[START THE DATA]

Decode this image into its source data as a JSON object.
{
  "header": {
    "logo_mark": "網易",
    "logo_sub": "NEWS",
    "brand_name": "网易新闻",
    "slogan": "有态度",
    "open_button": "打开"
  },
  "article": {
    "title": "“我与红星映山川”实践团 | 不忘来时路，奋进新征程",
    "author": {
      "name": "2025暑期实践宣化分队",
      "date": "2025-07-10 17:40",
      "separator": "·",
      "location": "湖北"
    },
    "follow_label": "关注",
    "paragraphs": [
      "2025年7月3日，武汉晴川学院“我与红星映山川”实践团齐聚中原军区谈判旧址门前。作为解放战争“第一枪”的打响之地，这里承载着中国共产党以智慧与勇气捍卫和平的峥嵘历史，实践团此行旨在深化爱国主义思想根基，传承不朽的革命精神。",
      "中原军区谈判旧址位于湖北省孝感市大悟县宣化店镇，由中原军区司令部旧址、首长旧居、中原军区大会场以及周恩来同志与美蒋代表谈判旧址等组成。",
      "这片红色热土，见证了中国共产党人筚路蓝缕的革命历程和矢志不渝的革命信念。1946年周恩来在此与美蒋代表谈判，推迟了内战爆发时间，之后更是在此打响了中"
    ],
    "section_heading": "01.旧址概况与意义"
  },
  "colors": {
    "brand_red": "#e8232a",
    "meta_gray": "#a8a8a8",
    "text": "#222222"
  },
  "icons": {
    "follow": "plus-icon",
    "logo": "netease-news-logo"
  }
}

[END THE DATA]

§ EXERCISE OBJECTIVE:
The records above need to be transcribed in full. Keep every character unchanged.

§ WRITTEN RESPONSE:
Decode this image into its source data as a JSON object.
{
  "header": {
    "logo_mark": "網易",
    "logo_sub": "NEWS",
    "brand_name": "网易新闻",
    "slogan": "有态度",
    "open_button": "打开"
  },
  "article": {
    "title": "“我与红星映山川”实践团 | 不忘来时路，奋进新征程",
    "author": {
      "name": "2025暑期实践宣化分队",
      "date": "2025-07-10 17:40",
      "separator": "·",
      "location": "湖北"
    },
    "follow_label": "关注",
    "paragraphs": [
      "2025年7月3日，武汉晴川学院“我与红星映山川”实践团齐聚中原军区谈判旧址门前。作为解放战争“第一枪”的打响之地，这里承载着中国共产党以智慧与勇气捍卫和平的峥嵘历史，实践团此行旨在深化爱国主义思想根基，传承不朽的革命精神。",
      "中原军区谈判旧址位于湖北省孝感市大悟县宣化店镇，由中原军区司令部旧址、首长旧居、中原军区大会场以及周恩来同志与美蒋代表谈判旧址等组成。",
      "这片红色热土，见证了中国共产党人筚路蓝缕的革命历程和矢志不渝的革命信念。1946年周恩来在此与美蒋代表谈判，推迟了内战爆发时间，之后更是在此打响了中"
    ],
    "section_heading": "01.旧址概况与意义"
  },
  "colors": {
    "brand_red": "#e8232a",
    "meta_gray": "#a8a8a8",
    "text": "#222222"
  },
  "icons": {
    "follow": "plus-icon",
    "logo": "netease-news-logo"
  }
}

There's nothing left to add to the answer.